= STATED TASK =
Gather all lines with the word "cannot" in them.

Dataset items

● ● ● ● ●

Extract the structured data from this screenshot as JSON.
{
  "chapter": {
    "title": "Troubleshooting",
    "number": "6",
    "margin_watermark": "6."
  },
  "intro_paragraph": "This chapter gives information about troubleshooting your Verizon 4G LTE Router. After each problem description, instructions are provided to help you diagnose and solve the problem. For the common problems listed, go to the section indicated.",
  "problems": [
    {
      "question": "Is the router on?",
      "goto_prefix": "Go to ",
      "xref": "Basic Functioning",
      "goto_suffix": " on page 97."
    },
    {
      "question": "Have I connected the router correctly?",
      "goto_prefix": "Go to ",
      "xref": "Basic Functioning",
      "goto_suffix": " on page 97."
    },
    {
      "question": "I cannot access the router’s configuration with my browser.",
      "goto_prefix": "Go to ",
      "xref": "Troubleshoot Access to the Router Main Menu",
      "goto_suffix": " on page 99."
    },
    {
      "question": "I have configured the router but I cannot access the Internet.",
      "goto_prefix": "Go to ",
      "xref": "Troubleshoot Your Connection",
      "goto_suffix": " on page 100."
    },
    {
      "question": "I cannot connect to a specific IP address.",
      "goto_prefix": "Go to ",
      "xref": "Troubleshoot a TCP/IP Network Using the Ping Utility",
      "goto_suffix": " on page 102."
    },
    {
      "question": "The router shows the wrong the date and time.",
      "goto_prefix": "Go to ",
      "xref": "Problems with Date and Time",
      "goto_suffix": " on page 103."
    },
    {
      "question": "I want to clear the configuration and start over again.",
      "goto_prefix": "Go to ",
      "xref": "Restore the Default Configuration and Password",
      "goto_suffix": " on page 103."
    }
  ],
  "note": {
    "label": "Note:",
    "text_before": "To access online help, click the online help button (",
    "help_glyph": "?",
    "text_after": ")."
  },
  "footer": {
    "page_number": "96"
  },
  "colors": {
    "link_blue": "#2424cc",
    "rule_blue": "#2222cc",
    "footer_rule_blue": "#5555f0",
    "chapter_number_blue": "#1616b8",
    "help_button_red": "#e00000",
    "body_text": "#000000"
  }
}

● ● ● ● ●

= THE SOLUTION =
      "question": "I cannot access the router’s configuration with my browser.",
      "question": "I have configured the router but I cannot access the Internet.",
      "question": "I cannot connect to a specific IP address.",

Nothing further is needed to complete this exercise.